## Start WORKING DATA

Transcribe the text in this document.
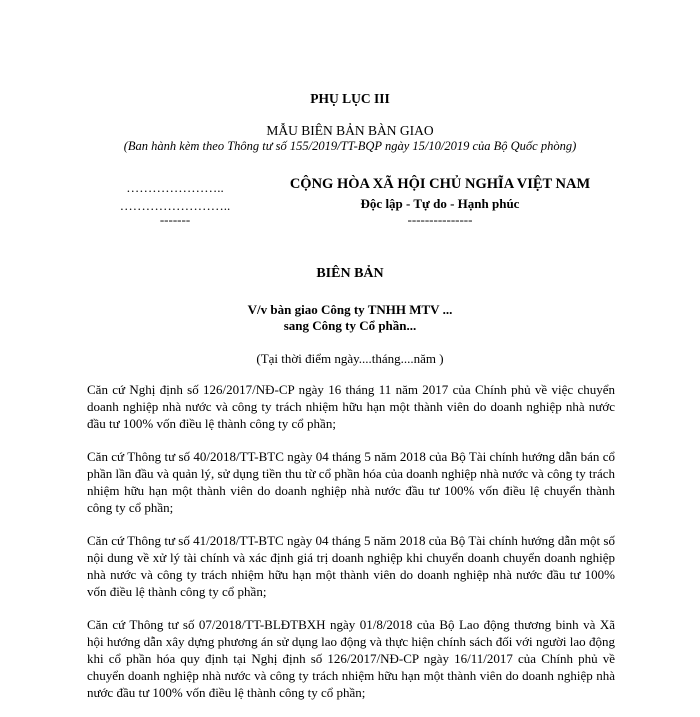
PHỤ LỤC III
MẪU BIÊN BẢN BÀN GIAO
(Ban hành kèm theo Thông tư số 155/2019/TT-BQP ngày 15/10/2019 của Bộ Quốc phòng)
…………………..
……………………..
-------
CỘNG HÒA XÃ HỘI CHỦ NGHĨA VIỆT NAM
Độc lập - Tự do - Hạnh phúc
---------------
BIÊN BẢN
V/v bàn giao Công ty TNHH MTV ...
sang Công ty Cổ phần...
(Tại thời điểm ngày....tháng....năm )

Căn cứ Nghị định số 126/2017/NĐ-CP ngày 16 tháng 11 năm 2017 của Chính phủ về việc chuyển doanh nghiệp nhà nước và công ty trách nhiệm hữu hạn một thành viên do doanh nghiệp nhà nước đầu tư 100% vốn điều lệ thành công ty cổ phần;

Căn cứ Thông tư số 40/2018/TT-BTC ngày 04 tháng 5 năm 2018 của Bộ Tài chính hướng dẫn bán cổ phần lần đầu và quản lý, sử dụng tiền thu từ cổ phần hóa của doanh nghiệp nhà nước và công ty trách nhiệm hữu hạn một thành viên do doanh nghiệp nhà nước đầu tư 100% vốn điều lệ chuyển thành công ty cổ phần;

Căn cứ Thông tư số 41/2018/TT-BTC ngày 04 tháng 5 năm 2018 của Bộ Tài chính hướng dẫn một số nội dung về xử lý tài chính và xác định giá trị doanh nghiệp khi chuyển doanh chuyển doanh nghiệp nhà nước và công ty trách nhiệm hữu hạn một thành viên do doanh nghiệp nhà nước đầu tư 100% vốn điều lệ thành công ty cổ phần;

Căn cứ Thông tư số 07/2018/TT-BLĐTBXH ngày 01/8/2018 của Bộ Lao động thương binh và Xã hội hướng dẫn xây dựng phương án sử dụng lao động và thực hiện chính sách đối với người lao động khi cổ phần hóa quy định tại Nghị định số 126/2017/NĐ-CP ngày 16/11/2017 của Chính phủ về chuyển doanh nghiệp nhà nước và công ty trách nhiệm hữu hạn một thành viên do doanh nghiệp nhà nước đầu tư 100% vốn điều lệ thành công ty cổ phần;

## End WORKING DATA

▸ **YOUR OBJECTIVE**:
Transcribe the entries above verbatim, omitting their pictures.

▸ **TASK RESULT**:
Transcribe the text in this document.
PHỤ LỤC III
MẪU BIÊN BẢN BÀN GIAO
(Ban hành kèm theo Thông tư số 155/2019/TT-BQP ngày 15/10/2019 của Bộ Quốc phòng)
…………………..
……………………..
-------
CỘNG HÒA XÃ HỘI CHỦ NGHĨA VIỆT NAM
Độc lập - Tự do - Hạnh phúc
---------------
BIÊN BẢN
V/v bàn giao Công ty TNHH MTV ...
sang Công ty Cổ phần...
(Tại thời điểm ngày....tháng....năm )

Căn cứ Nghị định số 126/2017/NĐ-CP ngày 16 tháng 11 năm 2017 của Chính phủ về việc chuyển doanh nghiệp nhà nước và công ty trách nhiệm hữu hạn một thành viên do doanh nghiệp nhà nước đầu tư 100% vốn điều lệ thành công ty cổ phần;

Căn cứ Thông tư số 40/2018/TT-BTC ngày 04 tháng 5 năm 2018 của Bộ Tài chính hướng dẫn bán cổ phần lần đầu và quản lý, sử dụng tiền thu từ cổ phần hóa của doanh nghiệp nhà nước và công ty trách nhiệm hữu hạn một thành viên do doanh nghiệp nhà nước đầu tư 100% vốn điều lệ chuyển thành công ty cổ phần;

Căn cứ Thông tư số 41/2018/TT-BTC ngày 04 tháng 5 năm 2018 của Bộ Tài chính hướng dẫn một số nội dung về xử lý tài chính và xác định giá trị doanh nghiệp khi chuyển doanh chuyển doanh nghiệp nhà nước và công ty trách nhiệm hữu hạn một thành viên do doanh nghiệp nhà nước đầu tư 100% vốn điều lệ thành công ty cổ phần;

Căn cứ Thông tư số 07/2018/TT-BLĐTBXH ngày 01/8/2018 của Bộ Lao động thương binh và Xã hội hướng dẫn xây dựng phương án sử dụng lao động và thực hiện chính sách đối với người lao động khi cổ phần hóa quy định tại Nghị định số 126/2017/NĐ-CP ngày 16/11/2017 của Chính phủ về chuyển doanh nghiệp nhà nước và công ty trách nhiệm hữu hạn một thành viên do doanh nghiệp nhà nước đầu tư 100% vốn điều lệ thành công ty cổ phần;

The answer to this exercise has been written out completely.